Reproduce all the material exactly, minus any pictures it holds.

** start DATA EXCERPTS **

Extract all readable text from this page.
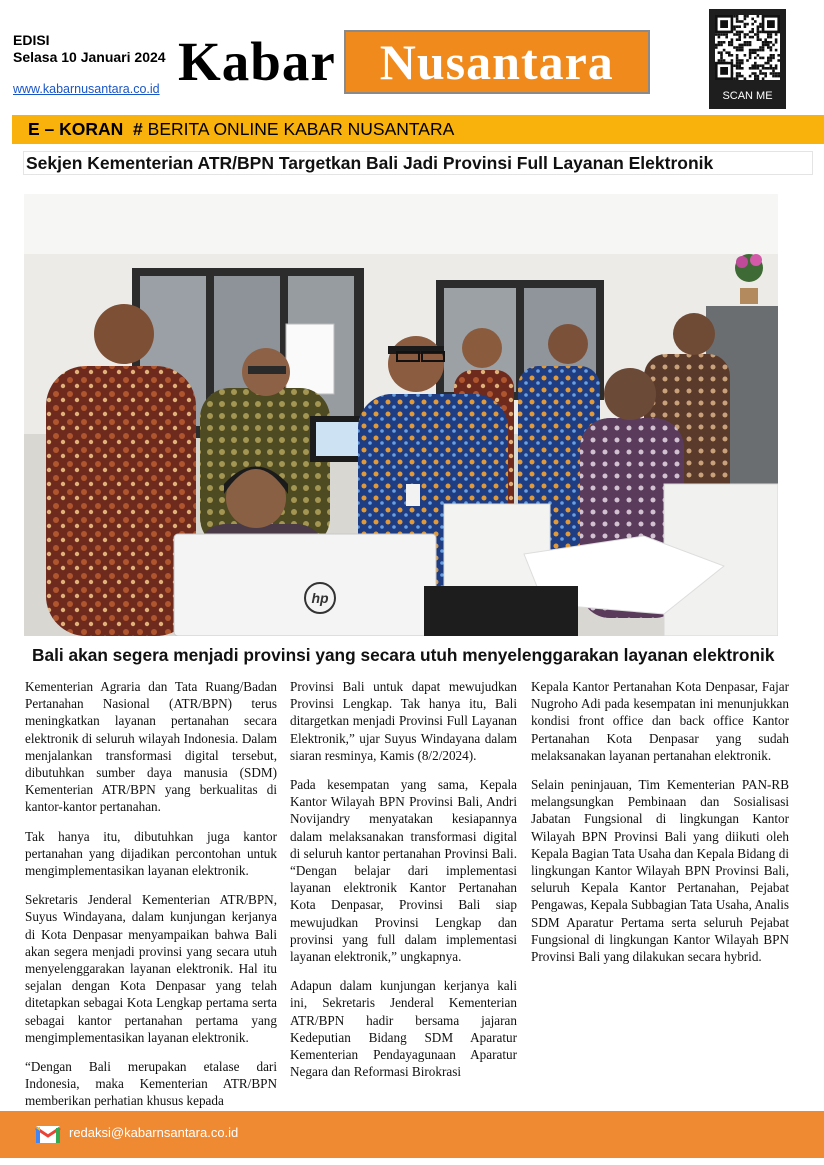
EDISI
Selasa 10 Januari 2024
www.kabarnusantara.co.id Kabar Nusantara
SCAN ME
E – KORAN # BERITA ONLINE KABAR NUSANTARA
Sekjen Kementerian ATR/BPN Targetkan Bali Jadi Provinsi Full Layanan Elektronik
hp
Bali akan segera menjadi provinsi yang secara utuh menyelenggarakan layanan elektronik

Kementerian Agraria dan Tata Ruang/Badan Pertanahan Nasional (ATR/BPN) terus meningkatkan layanan pertanahan secara elektronik di seluruh wilayah Indonesia. Dalam menjalankan transformasi digital tersebut, dibutuhkan sumber daya manusia (SDM) Kementerian ATR/BPN yang berkualitas di kantor-kantor pertanahan.

Tak hanya itu, dibutuhkan juga kantor pertanahan yang dijadikan percontohan untuk mengimplementasikan layanan elektronik.

Sekretaris Jenderal Kementerian ATR/BPN, Suyus Windayana, dalam kunjungan kerjanya di Kota Denpasar menyampaikan bahwa Bali akan segera menjadi provinsi yang secara utuh menyelenggarakan layanan elektronik. Hal itu sejalan dengan Kota Denpasar yang telah ditetapkan sebagai Kota Lengkap pertama serta sebagai kantor pertanahan pertama yang mengimplementasikan layanan elektronik.

“Dengan Bali merupakan etalase dari Indonesia, maka Kementerian ATR/BPN memberikan perhatian khusus kepada

Provinsi Bali untuk dapat mewujudkan Provinsi Lengkap. Tak hanya itu, Bali ditargetkan menjadi Provinsi Full Layanan Elektronik,” ujar Suyus Windayana dalam siaran resminya, Kamis (8/2/2024).

Pada kesempatan yang sama, Kepala Kantor Wilayah BPN Provinsi Bali, Andri Novijandry menyatakan kesiapannya dalam melaksanakan transformasi digital di seluruh kantor pertanahan Provinsi Bali. “Dengan belajar dari implementasi layanan elektronik Kantor Pertanahan Kota Denpasar, Provinsi Bali siap mewujudkan Provinsi Lengkap dan provinsi yang full dalam implementasi layanan elektronik,” ungkapnya.

Adapun dalam kunjungan kerjanya kali ini, Sekretaris Jenderal Kementerian ATR/BPN hadir bersama jajaran Kedeputian Bidang SDM Aparatur Kementerian Pendayagunaan Aparatur Negara dan Reformasi Birokrasi

Kepala Kantor Pertanahan Kota Denpasar, Fajar Nugroho Adi pada kesempatan ini menunjukkan kondisi front office dan back office Kantor Pertanahan Kota Denpasar yang sudah melaksanakan layanan pertanahan elektronik.

Selain peninjauan, Tim Kementerian PAN-RB melangsungkan Pembinaan dan Sosialisasi Jabatan Fungsional di lingkungan Kantor Wilayah BPN Provinsi Bali yang diikuti oleh Kepala Bagian Tata Usaha dan Kepala Bidang di lingkungan Kantor Wilayah BPN Provinsi Bali, seluruh Kepala Kantor Pertanahan, Pejabat Pengawas, Kepala Subbagian Tata Usaha, Analis SDM Aparatur Pertama serta seluruh Pejabat Fungsional di lingkungan Kantor Wilayah BPN Provinsi Bali yang dilakukan secara hybrid.

redaksi@kabarnsantara.co.id
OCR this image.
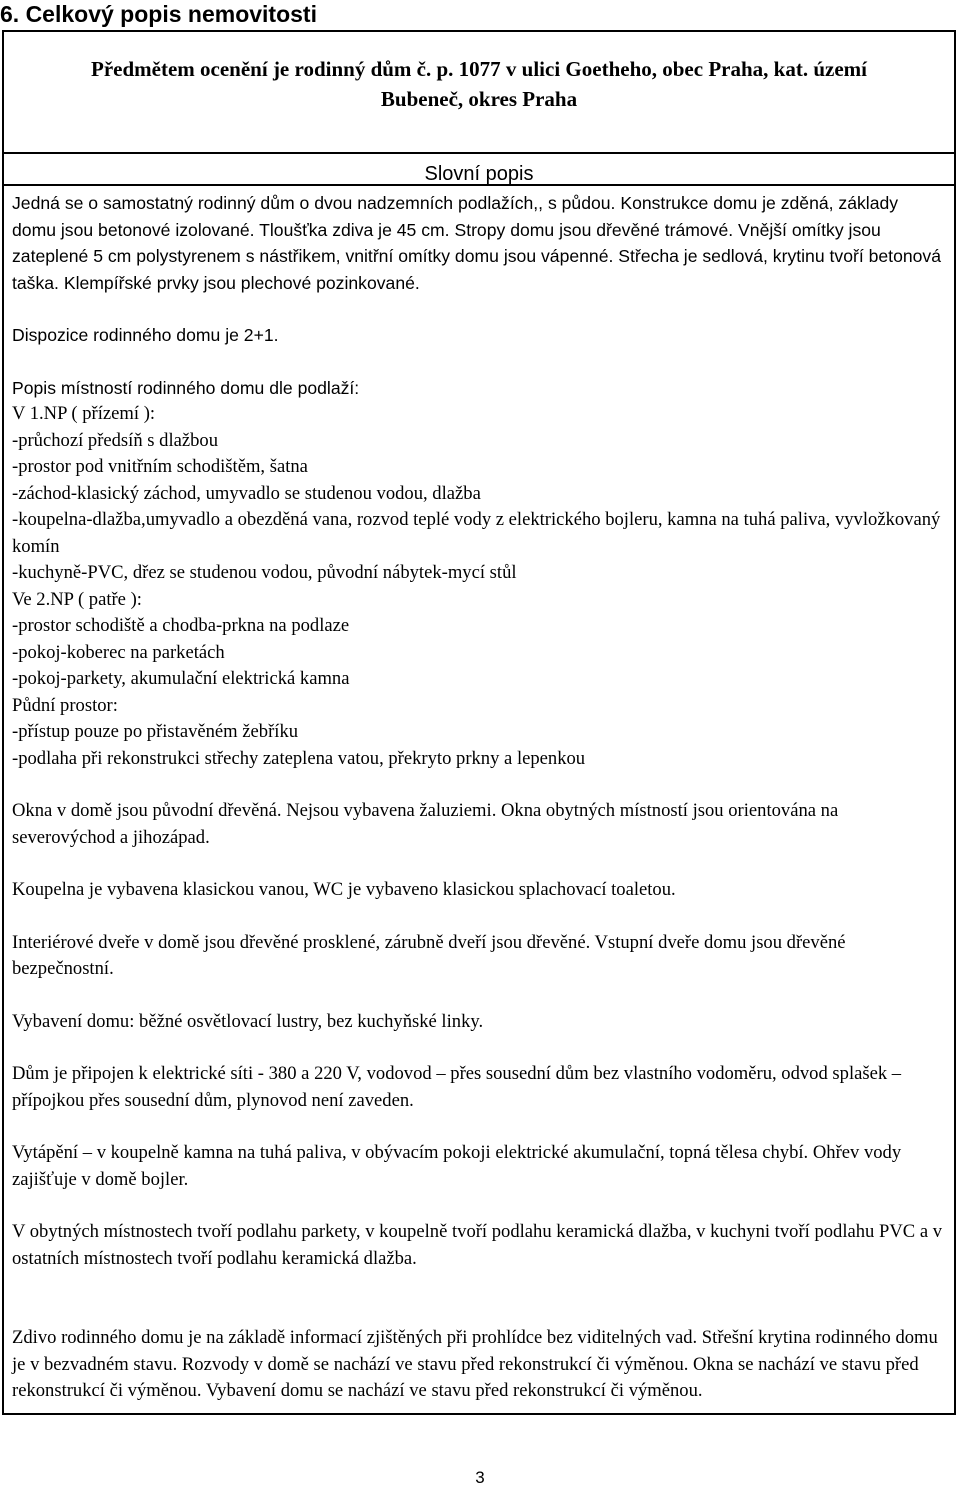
6. Celkový popis nemovitosti
Předmětem ocenění je rodinný dům č. p. 1077 v ulici Goetheho, obec Praha, kat. území
Bubeneč, okres Praha
Slovní popis

Jedná se o samostatný rodinný dům o dvou nadzemních podlažích,, s půdou. Konstrukce domu je zděná, základy domu jsou betonové izolované. Tloušťka zdiva je 45 cm. Stropy domu jsou dřevěné trámové. Vnější omítky jsou zateplené 5 cm polystyrenem s nástřikem, vnitřní omítky domu jsou vápenné. Střecha je sedlová, krytinu tvoří betonová taška. Klempířské prvky jsou plechové pozinkované.

Dispozice rodinného domu je 2+1.

Popis místností rodinného domu dle podlaží:

V 1.NP ( přízemí ):

-průchozí předsíň s dlažbou

-prostor pod vnitřním schodištěm, šatna

-záchod-klasický záchod, umyvadlo se studenou vodou, dlažba

-koupelna-dlažba,umyvadlo a obezděná vana, rozvod teplé vody z elektrického bojleru, kamna na tuhá paliva, vyvložkovaný komín

-kuchyně-PVC, dřez se studenou vodou, původní nábytek-mycí stůl

Ve 2.NP ( patře ):

-prostor schodiště a chodba-prkna na podlaze

-pokoj-koberec na parketách

-pokoj-parkety, akumulační elektrická kamna

Půdní prostor:

-přístup pouze po přistavěném žebříku

-podlaha při rekonstrukci střechy zateplena vatou, překryto prkny a lepenkou

Okna v domě jsou původní dřevěná. Nejsou vybavena žaluziemi. Okna obytných místností jsou orientována na severovýchod a jihozápad.

Koupelna je vybavena klasickou vanou, WC je vybaveno klasickou splachovací toaletou.

Interiérové dveře v domě jsou dřevěné prosklené, zárubně dveří jsou dřevěné. Vstupní dveře domu jsou dřevěné bezpečnostní.

Vybavení domu: běžné osvětlovací lustry, bez kuchyňské linky.

Dům je připojen k elektrické síti - 380 a 220 V, vodovod – přes sousední dům bez vlastního vodoměru, odvod splašek – přípojkou přes sousední dům, plynovod není zaveden.

Vytápění – v koupelně kamna na tuhá paliva, v obývacím pokoji elektrické akumulační, topná tělesa chybí. Ohřev vody zajišťuje v domě bojler.

V obytných místnostech tvoří podlahu parkety, v koupelně tvoří podlahu keramická dlažba, v kuchyni tvoří podlahu PVC a v ostatních místnostech tvoří podlahu keramická dlažba.

Zdivo rodinného domu je na základě informací zjištěných při prohlídce bez viditelných vad. Střešní krytina rodinného domu je v bezvadném stavu. Rozvody v domě se nachází ve stavu před rekonstrukcí či výměnou. Okna se nachází ve stavu před rekonstrukcí či výměnou. Vybavení domu se nachází ve stavu před rekonstrukcí či výměnou.

3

** end DATA EXCERPTS **

# [WRITTEN REPLY]
Extract all readable text from this page.
EDISI
Selasa 10 Januari 2024
www.kabarnusantara.co.id Kabar Nusantara
SCAN ME
E – KORAN # BERITA ONLINE KABAR NUSANTARA
Sekjen Kementerian ATR/BPN Targetkan Bali Jadi Provinsi Full Layanan Elektronik
hp
Bali akan segera menjadi provinsi yang secara utuh menyelenggarakan layanan elektronik

Kementerian Agraria dan Tata Ruang/Badan Pertanahan Nasional (ATR/BPN) terus meningkatkan layanan pertanahan secara elektronik di seluruh wilayah Indonesia. Dalam menjalankan transformasi digital tersebut, dibutuhkan sumber daya manusia (SDM) Kementerian ATR/BPN yang berkualitas di kantor-kantor pertanahan.

Tak hanya itu, dibutuhkan juga kantor pertanahan yang dijadikan percontohan untuk mengimplementasikan layanan elektronik.

Sekretaris Jenderal Kementerian ATR/BPN, Suyus Windayana, dalam kunjungan kerjanya di Kota Denpasar menyampaikan bahwa Bali akan segera menjadi provinsi yang secara utuh menyelenggarakan layanan elektronik. Hal itu sejalan dengan Kota Denpasar yang telah ditetapkan sebagai Kota Lengkap pertama serta sebagai kantor pertanahan pertama yang mengimplementasikan layanan elektronik.

“Dengan Bali merupakan etalase dari Indonesia, maka Kementerian ATR/BPN memberikan perhatian khusus kepada

Provinsi Bali untuk dapat mewujudkan Provinsi Lengkap. Tak hanya itu, Bali ditargetkan menjadi Provinsi Full Layanan Elektronik,” ujar Suyus Windayana dalam siaran resminya, Kamis (8/2/2024).

Pada kesempatan yang sama, Kepala Kantor Wilayah BPN Provinsi Bali, Andri Novijandry menyatakan kesiapannya dalam melaksanakan transformasi digital di seluruh kantor pertanahan Provinsi Bali. “Dengan belajar dari implementasi layanan elektronik Kantor Pertanahan Kota Denpasar, Provinsi Bali siap mewujudkan Provinsi Lengkap dan provinsi yang full dalam implementasi layanan elektronik,” ungkapnya.

Adapun dalam kunjungan kerjanya kali ini, Sekretaris Jenderal Kementerian ATR/BPN hadir bersama jajaran Kedeputian Bidang SDM Aparatur Kementerian Pendayagunaan Aparatur Negara dan Reformasi Birokrasi

Kepala Kantor Pertanahan Kota Denpasar, Fajar Nugroho Adi pada kesempatan ini menunjukkan kondisi front office dan back office Kantor Pertanahan Kota Denpasar yang sudah melaksanakan layanan pertanahan elektronik.

Selain peninjauan, Tim Kementerian PAN-RB melangsungkan Pembinaan dan Sosialisasi Jabatan Fungsional di lingkungan Kantor Wilayah BPN Provinsi Bali yang diikuti oleh Kepala Bagian Tata Usaha dan Kepala Bidang di lingkungan Kantor Wilayah BPN Provinsi Bali, seluruh Kepala Kantor Pertanahan, Pejabat Pengawas, Kepala Subbagian Tata Usaha, Analis SDM Aparatur Pertama serta seluruh Pejabat Fungsional di lingkungan Kantor Wilayah BPN Provinsi Bali yang dilakukan secara hybrid.

redaksi@kabarnsantara.co.id
OCR this image.
6. Celkový popis nemovitosti
Předmětem ocenění je rodinný dům č. p. 1077 v ulici Goetheho, obec Praha, kat. území
Bubeneč, okres Praha
Slovní popis

Jedná se o samostatný rodinný dům o dvou nadzemních podlažích,, s půdou. Konstrukce domu je zděná, základy domu jsou betonové izolované. Tloušťka zdiva je 45 cm. Stropy domu jsou dřevěné trámové. Vnější omítky jsou zateplené 5 cm polystyrenem s nástřikem, vnitřní omítky domu jsou vápenné. Střecha je sedlová, krytinu tvoří betonová taška. Klempířské prvky jsou plechové pozinkované.

Dispozice rodinného domu je 2+1.

Popis místností rodinného domu dle podlaží:

V 1.NP ( přízemí ):

-průchozí předsíň s dlažbou

-prostor pod vnitřním schodištěm, šatna

-záchod-klasický záchod, umyvadlo se studenou vodou, dlažba

-koupelna-dlažba,umyvadlo a obezděná vana, rozvod teplé vody z elektrického bojleru, kamna na tuhá paliva, vyvložkovaný komín

-kuchyně-PVC, dřez se studenou vodou, původní nábytek-mycí stůl

Ve 2.NP ( patře ):

-prostor schodiště a chodba-prkna na podlaze

-pokoj-koberec na parketách

-pokoj-parkety, akumulační elektrická kamna

Půdní prostor:

-přístup pouze po přistavěném žebříku

-podlaha při rekonstrukci střechy zateplena vatou, překryto prkny a lepenkou

Okna v domě jsou původní dřevěná. Nejsou vybavena žaluziemi. Okna obytných místností jsou orientována na severovýchod a jihozápad.

Koupelna je vybavena klasickou vanou, WC je vybaveno klasickou splachovací toaletou.

Interiérové dveře v domě jsou dřevěné prosklené, zárubně dveří jsou dřevěné. Vstupní dveře domu jsou dřevěné bezpečnostní.

Vybavení domu: běžné osvětlovací lustry, bez kuchyňské linky.

Dům je připojen k elektrické síti - 380 a 220 V, vodovod – přes sousední dům bez vlastního vodoměru, odvod splašek – přípojkou přes sousední dům, plynovod není zaveden.

Vytápění – v koupelně kamna na tuhá paliva, v obývacím pokoji elektrické akumulační, topná tělesa chybí. Ohřev vody zajišťuje v domě bojler.

V obytných místnostech tvoří podlahu parkety, v koupelně tvoří podlahu keramická dlažba, v kuchyni tvoří podlahu PVC a v ostatních místnostech tvoří podlahu keramická dlažba.

Zdivo rodinného domu je na základě informací zjištěných při prohlídce bez viditelných vad. Střešní krytina rodinného domu je v bezvadném stavu. Rozvody v domě se nachází ve stavu před rekonstrukcí či výměnou. Okna se nachází ve stavu před rekonstrukcí či výměnou. Vybavení domu se nachází ve stavu před rekonstrukcí či výměnou.

3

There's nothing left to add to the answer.